Data in this exercise:
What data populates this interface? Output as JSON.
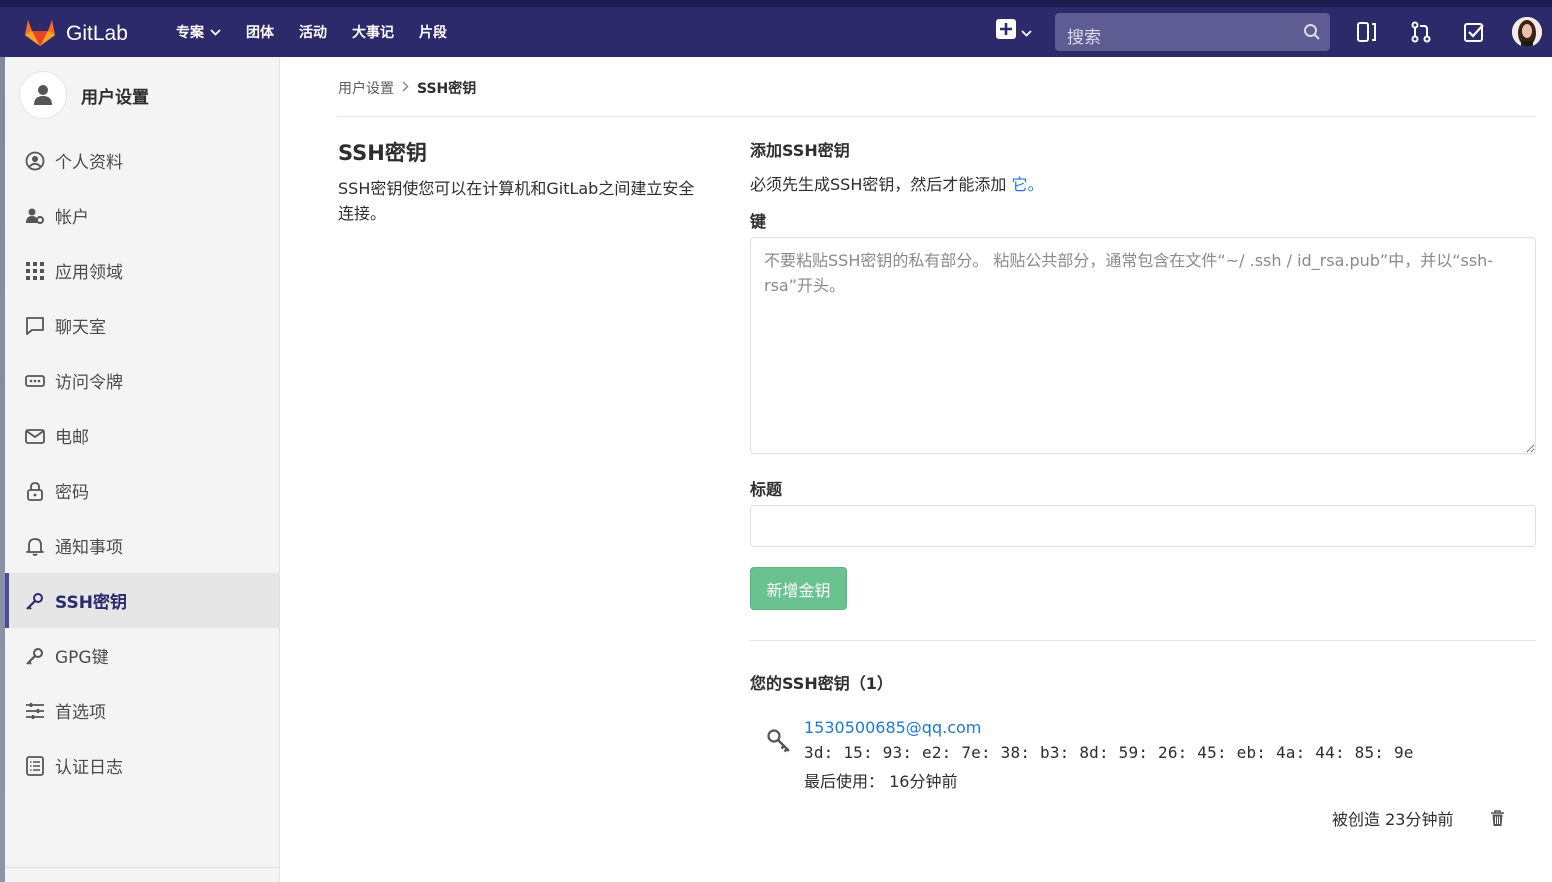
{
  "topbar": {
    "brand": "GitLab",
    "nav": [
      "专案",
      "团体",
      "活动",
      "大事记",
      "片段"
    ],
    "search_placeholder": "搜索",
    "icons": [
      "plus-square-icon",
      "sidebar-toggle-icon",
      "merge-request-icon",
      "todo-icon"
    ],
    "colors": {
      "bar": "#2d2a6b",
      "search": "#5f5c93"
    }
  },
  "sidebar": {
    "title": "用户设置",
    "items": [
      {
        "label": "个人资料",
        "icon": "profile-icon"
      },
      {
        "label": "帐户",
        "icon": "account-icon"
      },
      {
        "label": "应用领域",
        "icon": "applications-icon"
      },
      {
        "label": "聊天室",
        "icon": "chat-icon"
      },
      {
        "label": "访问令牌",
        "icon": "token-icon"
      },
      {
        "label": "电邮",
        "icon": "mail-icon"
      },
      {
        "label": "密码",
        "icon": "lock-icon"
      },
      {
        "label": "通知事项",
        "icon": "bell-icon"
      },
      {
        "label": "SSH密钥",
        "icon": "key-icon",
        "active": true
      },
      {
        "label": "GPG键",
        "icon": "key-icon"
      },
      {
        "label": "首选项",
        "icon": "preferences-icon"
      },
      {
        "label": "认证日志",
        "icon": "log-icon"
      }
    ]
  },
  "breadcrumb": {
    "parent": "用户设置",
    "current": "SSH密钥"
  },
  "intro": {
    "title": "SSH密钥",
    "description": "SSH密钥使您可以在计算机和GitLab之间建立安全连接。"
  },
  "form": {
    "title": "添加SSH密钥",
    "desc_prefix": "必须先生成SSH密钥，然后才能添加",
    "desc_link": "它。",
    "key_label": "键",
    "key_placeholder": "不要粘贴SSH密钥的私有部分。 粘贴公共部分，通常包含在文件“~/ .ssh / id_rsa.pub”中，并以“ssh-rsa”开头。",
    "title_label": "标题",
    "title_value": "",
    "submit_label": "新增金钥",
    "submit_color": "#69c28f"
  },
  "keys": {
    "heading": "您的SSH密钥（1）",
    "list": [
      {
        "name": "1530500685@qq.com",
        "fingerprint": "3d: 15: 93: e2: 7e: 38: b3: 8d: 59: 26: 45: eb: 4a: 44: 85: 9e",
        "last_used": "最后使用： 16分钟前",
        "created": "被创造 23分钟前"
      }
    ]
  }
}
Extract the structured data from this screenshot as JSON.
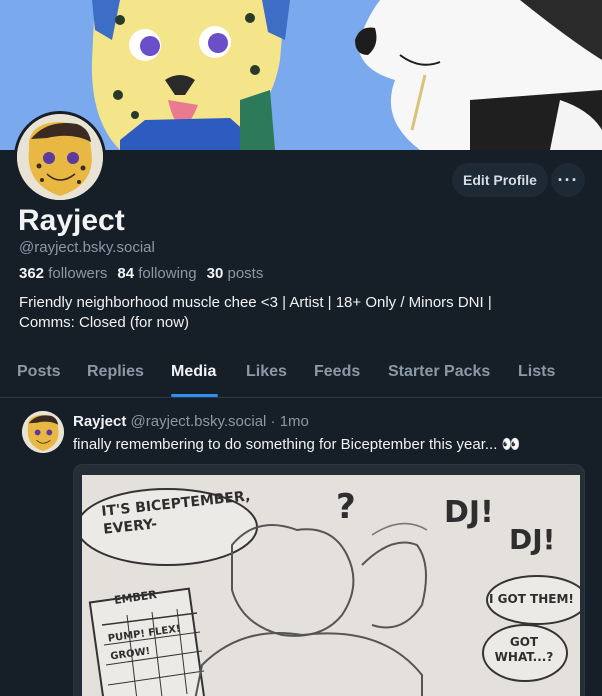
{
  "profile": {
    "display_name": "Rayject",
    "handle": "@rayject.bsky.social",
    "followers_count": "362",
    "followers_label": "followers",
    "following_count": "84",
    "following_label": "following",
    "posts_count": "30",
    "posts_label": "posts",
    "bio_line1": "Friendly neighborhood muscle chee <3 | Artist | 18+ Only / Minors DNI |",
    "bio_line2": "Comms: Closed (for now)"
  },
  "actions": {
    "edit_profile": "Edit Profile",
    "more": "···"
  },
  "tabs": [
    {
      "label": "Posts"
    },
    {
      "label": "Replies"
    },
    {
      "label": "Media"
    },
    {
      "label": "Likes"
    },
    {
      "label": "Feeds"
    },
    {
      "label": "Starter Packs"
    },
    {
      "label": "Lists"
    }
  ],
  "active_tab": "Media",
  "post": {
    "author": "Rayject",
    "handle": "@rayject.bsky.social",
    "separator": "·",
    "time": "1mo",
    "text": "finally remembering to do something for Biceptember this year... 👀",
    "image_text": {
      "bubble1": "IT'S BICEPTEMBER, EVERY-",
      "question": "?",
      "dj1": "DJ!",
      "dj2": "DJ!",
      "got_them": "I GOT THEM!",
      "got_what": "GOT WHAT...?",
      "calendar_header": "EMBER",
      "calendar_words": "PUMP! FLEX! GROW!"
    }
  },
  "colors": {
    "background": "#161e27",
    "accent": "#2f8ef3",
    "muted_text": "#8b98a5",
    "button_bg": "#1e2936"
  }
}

To be done:
Omit every picture, then repeat the remaining data exactly as it appears above.

Task response:
What data populates this interface? Output as JSON.
{
  "topbar": {
    "brand": "GitLab",
    "nav": [
      "专案",
      "团体",
      "活动",
      "大事记",
      "片段"
    ],
    "search_placeholder": "搜索",
    "icons": [
      "plus-square-icon",
      "sidebar-toggle-icon",
      "merge-request-icon",
      "todo-icon"
    ],
    "colors": {
      "bar": "#2d2a6b",
      "search": "#5f5c93"
    }
  },
  "sidebar": {
    "title": "用户设置",
    "items": [
      {
        "label": "个人资料",
        "icon": "profile-icon"
      },
      {
        "label": "帐户",
        "icon": "account-icon"
      },
      {
        "label": "应用领域",
        "icon": "applications-icon"
      },
      {
        "label": "聊天室",
        "icon": "chat-icon"
      },
      {
        "label": "访问令牌",
        "icon": "token-icon"
      },
      {
        "label": "电邮",
        "icon": "mail-icon"
      },
      {
        "label": "密码",
        "icon": "lock-icon"
      },
      {
        "label": "通知事项",
        "icon": "bell-icon"
      },
      {
        "label": "SSH密钥",
        "icon": "key-icon",
        "active": true
      },
      {
        "label": "GPG键",
        "icon": "key-icon"
      },
      {
        "label": "首选项",
        "icon": "preferences-icon"
      },
      {
        "label": "认证日志",
        "icon": "log-icon"
      }
    ]
  },
  "breadcrumb": {
    "parent": "用户设置",
    "current": "SSH密钥"
  },
  "intro": {
    "title": "SSH密钥",
    "description": "SSH密钥使您可以在计算机和GitLab之间建立安全连接。"
  },
  "form": {
    "title": "添加SSH密钥",
    "desc_prefix": "必须先生成SSH密钥，然后才能添加",
    "desc_link": "它。",
    "key_label": "键",
    "key_placeholder": "不要粘贴SSH密钥的私有部分。 粘贴公共部分，通常包含在文件“~/ .ssh / id_rsa.pub”中，并以“ssh-rsa”开头。",
    "title_label": "标题",
    "title_value": "",
    "submit_label": "新增金钥",
    "submit_color": "#69c28f"
  },
  "keys": {
    "heading": "您的SSH密钥（1）",
    "list": [
      {
        "name": "1530500685@qq.com",
        "fingerprint": "3d: 15: 93: e2: 7e: 38: b3: 8d: 59: 26: 45: eb: 4a: 44: 85: 9e",
        "last_used": "最后使用： 16分钟前",
        "created": "被创造 23分钟前"
      }
    ]
  }
}
Extract the structured data from this screenshot as JSON.
{
  "profile": {
    "display_name": "Rayject",
    "handle": "@rayject.bsky.social",
    "followers_count": "362",
    "followers_label": "followers",
    "following_count": "84",
    "following_label": "following",
    "posts_count": "30",
    "posts_label": "posts",
    "bio_line1": "Friendly neighborhood muscle chee <3 | Artist | 18+ Only / Minors DNI |",
    "bio_line2": "Comms: Closed (for now)"
  },
  "actions": {
    "edit_profile": "Edit Profile",
    "more": "···"
  },
  "tabs": [
    {
      "label": "Posts"
    },
    {
      "label": "Replies"
    },
    {
      "label": "Media"
    },
    {
      "label": "Likes"
    },
    {
      "label": "Feeds"
    },
    {
      "label": "Starter Packs"
    },
    {
      "label": "Lists"
    }
  ],
  "active_tab": "Media",
  "post": {
    "author": "Rayject",
    "handle": "@rayject.bsky.social",
    "separator": "·",
    "time": "1mo",
    "text": "finally remembering to do something for Biceptember this year... 👀",
    "image_text": {
      "bubble1": "IT'S BICEPTEMBER, EVERY-",
      "question": "?",
      "dj1": "DJ!",
      "dj2": "DJ!",
      "got_them": "I GOT THEM!",
      "got_what": "GOT WHAT...?",
      "calendar_header": "EMBER",
      "calendar_words": "PUMP! FLEX! GROW!"
    }
  },
  "colors": {
    "background": "#161e27",
    "accent": "#2f8ef3",
    "muted_text": "#8b98a5",
    "button_bg": "#1e2936"
  }
}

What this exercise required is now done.